→ Task statement
Write out every entry exactly as it appears.

Figure data in JSON:

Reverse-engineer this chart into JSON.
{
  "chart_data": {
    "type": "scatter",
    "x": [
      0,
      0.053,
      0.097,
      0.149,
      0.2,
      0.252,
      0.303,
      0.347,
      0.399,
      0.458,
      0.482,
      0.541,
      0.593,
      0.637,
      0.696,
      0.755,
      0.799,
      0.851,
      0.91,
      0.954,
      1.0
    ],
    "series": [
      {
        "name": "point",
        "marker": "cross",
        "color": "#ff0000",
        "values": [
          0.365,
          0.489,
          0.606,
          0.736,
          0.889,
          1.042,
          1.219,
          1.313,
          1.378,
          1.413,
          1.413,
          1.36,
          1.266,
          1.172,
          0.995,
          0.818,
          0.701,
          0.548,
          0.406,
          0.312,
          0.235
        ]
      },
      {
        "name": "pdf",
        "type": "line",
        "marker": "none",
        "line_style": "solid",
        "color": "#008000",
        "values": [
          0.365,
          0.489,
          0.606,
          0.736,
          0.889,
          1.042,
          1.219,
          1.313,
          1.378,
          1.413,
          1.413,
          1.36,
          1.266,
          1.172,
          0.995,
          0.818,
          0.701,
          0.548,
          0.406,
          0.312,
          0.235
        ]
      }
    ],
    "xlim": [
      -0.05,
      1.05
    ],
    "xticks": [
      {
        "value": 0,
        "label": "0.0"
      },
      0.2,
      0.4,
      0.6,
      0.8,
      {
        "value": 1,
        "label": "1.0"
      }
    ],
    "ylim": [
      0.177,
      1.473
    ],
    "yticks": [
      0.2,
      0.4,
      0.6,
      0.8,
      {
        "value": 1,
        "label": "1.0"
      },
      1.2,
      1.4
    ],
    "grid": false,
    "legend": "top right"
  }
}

→ Written response
Reverse-engineer this chart into JSON.
{
  "chart_data": {
    "type": "scatter",
    "x": [
      0,
      0.053,
      0.097,
      0.149,
      0.2,
      0.252,
      0.303,
      0.347,
      0.399,
      0.458,
      0.482,
      0.541,
      0.593,
      0.637,
      0.696,
      0.755,
      0.799,
      0.851,
      0.91,
      0.954,
      1.0
    ],
    "series": [
      {
        "name": "point",
        "marker": "cross",
        "color": "#ff0000",
        "values": [
          0.365,
          0.489,
          0.606,
          0.736,
          0.889,
          1.042,
          1.219,
          1.313,
          1.378,
          1.413,
          1.413,
          1.36,
          1.266,
          1.172,
          0.995,
          0.818,
          0.701,
          0.548,
          0.406,
          0.312,
          0.235
        ]
      },
      {
        "name": "pdf",
        "type": "line",
        "marker": "none",
        "line_style": "solid",
        "color": "#008000",
        "values": [
          0.365,
          0.489,
          0.606,
          0.736,
          0.889,
          1.042,
          1.219,
          1.313,
          1.378,
          1.413,
          1.413,
          1.36,
          1.266,
          1.172,
          0.995,
          0.818,
          0.701,
          0.548,
          0.406,
          0.312,
          0.235
        ]
      }
    ],
    "xlim": [
      -0.05,
      1.05
    ],
    "xticks": [
      {
        "value": 0,
        "label": "0.0"
      },
      0.2,
      0.4,
      0.6,
      0.8,
      {
        "value": 1,
        "label": "1.0"
      }
    ],
    "ylim": [
      0.177,
      1.473
    ],
    "yticks": [
      0.2,
      0.4,
      0.6,
      0.8,
      {
        "value": 1,
        "label": "1.0"
      },
      1.2,
      1.4
    ],
    "grid": false,
    "legend": "top right"
  }
}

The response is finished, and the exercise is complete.